◆ **Task prompt**: Exactly reproduce the lines that follow.

========================================

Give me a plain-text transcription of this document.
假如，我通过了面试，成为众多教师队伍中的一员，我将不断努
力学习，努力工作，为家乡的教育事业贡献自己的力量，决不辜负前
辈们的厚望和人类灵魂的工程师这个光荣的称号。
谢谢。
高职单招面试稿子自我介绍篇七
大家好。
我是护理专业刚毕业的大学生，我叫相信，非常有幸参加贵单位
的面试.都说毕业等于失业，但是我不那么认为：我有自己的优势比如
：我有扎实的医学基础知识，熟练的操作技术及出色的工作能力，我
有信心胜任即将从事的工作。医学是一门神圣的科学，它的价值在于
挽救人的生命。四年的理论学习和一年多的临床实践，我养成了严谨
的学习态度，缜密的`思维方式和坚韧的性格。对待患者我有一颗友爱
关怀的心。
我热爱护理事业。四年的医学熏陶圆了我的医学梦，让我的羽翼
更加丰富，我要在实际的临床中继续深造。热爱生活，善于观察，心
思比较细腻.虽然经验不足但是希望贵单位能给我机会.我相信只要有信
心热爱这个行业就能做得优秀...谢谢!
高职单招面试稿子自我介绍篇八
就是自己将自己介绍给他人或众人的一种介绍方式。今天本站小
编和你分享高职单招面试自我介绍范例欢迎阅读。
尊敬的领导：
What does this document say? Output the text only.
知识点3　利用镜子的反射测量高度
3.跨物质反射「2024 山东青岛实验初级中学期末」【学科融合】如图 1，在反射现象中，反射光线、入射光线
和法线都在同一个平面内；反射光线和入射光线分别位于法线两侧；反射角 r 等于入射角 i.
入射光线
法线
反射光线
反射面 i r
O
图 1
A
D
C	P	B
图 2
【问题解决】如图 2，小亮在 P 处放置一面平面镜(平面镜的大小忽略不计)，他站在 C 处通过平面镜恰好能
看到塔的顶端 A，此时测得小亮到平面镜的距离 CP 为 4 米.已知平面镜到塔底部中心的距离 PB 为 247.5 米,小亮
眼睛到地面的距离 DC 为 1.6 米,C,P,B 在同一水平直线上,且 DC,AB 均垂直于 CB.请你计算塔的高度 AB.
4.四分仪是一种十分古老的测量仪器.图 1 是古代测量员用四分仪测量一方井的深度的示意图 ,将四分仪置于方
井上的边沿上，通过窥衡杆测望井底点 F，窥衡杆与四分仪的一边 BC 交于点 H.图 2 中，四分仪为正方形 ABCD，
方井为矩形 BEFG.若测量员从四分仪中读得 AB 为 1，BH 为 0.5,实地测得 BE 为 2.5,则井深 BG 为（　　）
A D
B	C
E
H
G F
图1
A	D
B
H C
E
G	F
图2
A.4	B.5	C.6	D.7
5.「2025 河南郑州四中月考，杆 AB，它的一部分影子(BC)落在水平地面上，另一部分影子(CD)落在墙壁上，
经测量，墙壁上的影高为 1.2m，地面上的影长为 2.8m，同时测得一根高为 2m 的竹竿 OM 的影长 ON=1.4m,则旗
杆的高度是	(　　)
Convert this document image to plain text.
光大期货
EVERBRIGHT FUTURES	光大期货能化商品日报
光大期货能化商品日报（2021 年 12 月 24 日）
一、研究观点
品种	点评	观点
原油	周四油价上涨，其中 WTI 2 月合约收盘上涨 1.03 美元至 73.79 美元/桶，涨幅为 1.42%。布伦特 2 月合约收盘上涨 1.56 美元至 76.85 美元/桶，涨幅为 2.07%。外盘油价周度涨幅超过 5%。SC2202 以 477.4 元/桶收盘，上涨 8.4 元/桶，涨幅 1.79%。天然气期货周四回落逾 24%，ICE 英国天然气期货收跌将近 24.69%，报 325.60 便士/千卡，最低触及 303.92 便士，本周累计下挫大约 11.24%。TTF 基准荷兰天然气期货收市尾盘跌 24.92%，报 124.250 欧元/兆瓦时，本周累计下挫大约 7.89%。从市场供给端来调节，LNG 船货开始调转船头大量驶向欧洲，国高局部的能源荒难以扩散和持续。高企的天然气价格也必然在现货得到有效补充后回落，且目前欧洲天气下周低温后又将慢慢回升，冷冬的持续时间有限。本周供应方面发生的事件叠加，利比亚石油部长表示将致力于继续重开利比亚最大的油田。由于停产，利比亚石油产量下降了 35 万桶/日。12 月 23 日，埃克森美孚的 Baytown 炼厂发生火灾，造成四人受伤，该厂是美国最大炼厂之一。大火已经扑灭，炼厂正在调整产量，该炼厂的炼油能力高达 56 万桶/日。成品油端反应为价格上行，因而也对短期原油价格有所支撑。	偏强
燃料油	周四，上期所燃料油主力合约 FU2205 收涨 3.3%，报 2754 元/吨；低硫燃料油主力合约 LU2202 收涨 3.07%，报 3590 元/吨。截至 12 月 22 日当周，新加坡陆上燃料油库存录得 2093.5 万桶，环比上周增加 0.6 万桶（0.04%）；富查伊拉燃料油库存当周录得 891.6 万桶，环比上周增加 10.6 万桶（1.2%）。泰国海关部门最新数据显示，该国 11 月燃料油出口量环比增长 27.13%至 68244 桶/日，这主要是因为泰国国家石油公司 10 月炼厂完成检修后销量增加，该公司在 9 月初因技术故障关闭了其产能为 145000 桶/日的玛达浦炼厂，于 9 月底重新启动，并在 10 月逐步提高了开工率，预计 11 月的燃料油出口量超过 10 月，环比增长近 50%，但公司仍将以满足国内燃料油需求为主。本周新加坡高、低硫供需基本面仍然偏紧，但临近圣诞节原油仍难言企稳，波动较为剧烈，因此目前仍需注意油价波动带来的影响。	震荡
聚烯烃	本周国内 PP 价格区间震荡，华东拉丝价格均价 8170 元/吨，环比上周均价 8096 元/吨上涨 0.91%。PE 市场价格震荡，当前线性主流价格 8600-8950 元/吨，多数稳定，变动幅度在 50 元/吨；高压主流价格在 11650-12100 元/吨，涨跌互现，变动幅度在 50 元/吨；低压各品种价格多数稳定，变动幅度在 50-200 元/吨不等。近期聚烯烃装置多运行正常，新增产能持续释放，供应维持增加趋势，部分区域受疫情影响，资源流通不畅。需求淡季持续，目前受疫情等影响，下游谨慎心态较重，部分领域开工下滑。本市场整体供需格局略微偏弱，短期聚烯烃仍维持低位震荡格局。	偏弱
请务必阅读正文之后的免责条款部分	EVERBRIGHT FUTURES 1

========================================

◆ **Finished task**:
Give me a plain-text transcription of this document.
假如，我通过了面试，成为众多教师队伍中的一员，我将不断努
力学习，努力工作，为家乡的教育事业贡献自己的力量，决不辜负前
辈们的厚望和人类灵魂的工程师这个光荣的称号。
谢谢。
高职单招面试稿子自我介绍篇七
大家好。
我是护理专业刚毕业的大学生，我叫相信，非常有幸参加贵单位
的面试.都说毕业等于失业，但是我不那么认为：我有自己的优势比如
：我有扎实的医学基础知识，熟练的操作技术及出色的工作能力，我
有信心胜任即将从事的工作。医学是一门神圣的科学，它的价值在于
挽救人的生命。四年的理论学习和一年多的临床实践，我养成了严谨
的学习态度，缜密的`思维方式和坚韧的性格。对待患者我有一颗友爱
关怀的心。
我热爱护理事业。四年的医学熏陶圆了我的医学梦，让我的羽翼
更加丰富，我要在实际的临床中继续深造。热爱生活，善于观察，心
思比较细腻.虽然经验不足但是希望贵单位能给我机会.我相信只要有信
心热爱这个行业就能做得优秀...谢谢!
高职单招面试稿子自我介绍篇八
就是自己将自己介绍给他人或众人的一种介绍方式。今天本站小
编和你分享高职单招面试自我介绍范例欢迎阅读。
尊敬的领导：
What does this document say? Output the text only.
知识点3　利用镜子的反射测量高度
3.跨物质反射「2024 山东青岛实验初级中学期末」【学科融合】如图 1，在反射现象中，反射光线、入射光线
和法线都在同一个平面内；反射光线和入射光线分别位于法线两侧；反射角 r 等于入射角 i.
入射光线
法线
反射光线
反射面 i r
O
图 1
A
D
C	P	B
图 2
【问题解决】如图 2，小亮在 P 处放置一面平面镜(平面镜的大小忽略不计)，他站在 C 处通过平面镜恰好能
看到塔的顶端 A，此时测得小亮到平面镜的距离 CP 为 4 米.已知平面镜到塔底部中心的距离 PB 为 247.5 米,小亮
眼睛到地面的距离 DC 为 1.6 米,C,P,B 在同一水平直线上,且 DC,AB 均垂直于 CB.请你计算塔的高度 AB.
4.四分仪是一种十分古老的测量仪器.图 1 是古代测量员用四分仪测量一方井的深度的示意图 ,将四分仪置于方
井上的边沿上，通过窥衡杆测望井底点 F，窥衡杆与四分仪的一边 BC 交于点 H.图 2 中，四分仪为正方形 ABCD，
方井为矩形 BEFG.若测量员从四分仪中读得 AB 为 1，BH 为 0.5,实地测得 BE 为 2.5,则井深 BG 为（　　）
A D
B	C
E
H
G F
图1
A	D
B
H C
E
G	F
图2
A.4	B.5	C.6	D.7
5.「2025 河南郑州四中月考，杆 AB，它的一部分影子(BC)落在水平地面上，另一部分影子(CD)落在墙壁上，
经测量，墙壁上的影高为 1.2m，地面上的影长为 2.8m，同时测得一根高为 2m 的竹竿 OM 的影长 ON=1.4m,则旗
杆的高度是	(　　)
Convert this document image to plain text.
光大期货
EVERBRIGHT FUTURES	光大期货能化商品日报
光大期货能化商品日报（2021 年 12 月 24 日）
一、研究观点
品种	点评	观点
原油	周四油价上涨，其中 WTI 2 月合约收盘上涨 1.03 美元至 73.79 美元/桶，涨幅为 1.42%。布伦特 2 月合约收盘上涨 1.56 美元至 76.85 美元/桶，涨幅为 2.07%。外盘油价周度涨幅超过 5%。SC2202 以 477.4 元/桶收盘，上涨 8.4 元/桶，涨幅 1.79%。天然气期货周四回落逾 24%，ICE 英国天然气期货收跌将近 24.69%，报 325.60 便士/千卡，最低触及 303.92 便士，本周累计下挫大约 11.24%。TTF 基准荷兰天然气期货收市尾盘跌 24.92%，报 124.250 欧元/兆瓦时，本周累计下挫大约 7.89%。从市场供给端来调节，LNG 船货开始调转船头大量驶向欧洲，国高局部的能源荒难以扩散和持续。高企的天然气价格也必然在现货得到有效补充后回落，且目前欧洲天气下周低温后又将慢慢回升，冷冬的持续时间有限。本周供应方面发生的事件叠加，利比亚石油部长表示将致力于继续重开利比亚最大的油田。由于停产，利比亚石油产量下降了 35 万桶/日。12 月 23 日，埃克森美孚的 Baytown 炼厂发生火灾，造成四人受伤，该厂是美国最大炼厂之一。大火已经扑灭，炼厂正在调整产量，该炼厂的炼油能力高达 56 万桶/日。成品油端反应为价格上行，因而也对短期原油价格有所支撑。	偏强
燃料油	周四，上期所燃料油主力合约 FU2205 收涨 3.3%，报 2754 元/吨；低硫燃料油主力合约 LU2202 收涨 3.07%，报 3590 元/吨。截至 12 月 22 日当周，新加坡陆上燃料油库存录得 2093.5 万桶，环比上周增加 0.6 万桶（0.04%）；富查伊拉燃料油库存当周录得 891.6 万桶，环比上周增加 10.6 万桶（1.2%）。泰国海关部门最新数据显示，该国 11 月燃料油出口量环比增长 27.13%至 68244 桶/日，这主要是因为泰国国家石油公司 10 月炼厂完成检修后销量增加，该公司在 9 月初因技术故障关闭了其产能为 145000 桶/日的玛达浦炼厂，于 9 月底重新启动，并在 10 月逐步提高了开工率，预计 11 月的燃料油出口量超过 10 月，环比增长近 50%，但公司仍将以满足国内燃料油需求为主。本周新加坡高、低硫供需基本面仍然偏紧，但临近圣诞节原油仍难言企稳，波动较为剧烈，因此目前仍需注意油价波动带来的影响。	震荡
聚烯烃	本周国内 PP 价格区间震荡，华东拉丝价格均价 8170 元/吨，环比上周均价 8096 元/吨上涨 0.91%。PE 市场价格震荡，当前线性主流价格 8600-8950 元/吨，多数稳定，变动幅度在 50 元/吨；高压主流价格在 11650-12100 元/吨，涨跌互现，变动幅度在 50 元/吨；低压各品种价格多数稳定，变动幅度在 50-200 元/吨不等。近期聚烯烃装置多运行正常，新增产能持续释放，供应维持增加趋势，部分区域受疫情影响，资源流通不畅。需求淡季持续，目前受疫情等影响，下游谨慎心态较重，部分领域开工下滑。本市场整体供需格局略微偏弱，短期聚烯烃仍维持低位震荡格局。	偏弱
请务必阅读正文之后的免责条款部分	EVERBRIGHT FUTURES 1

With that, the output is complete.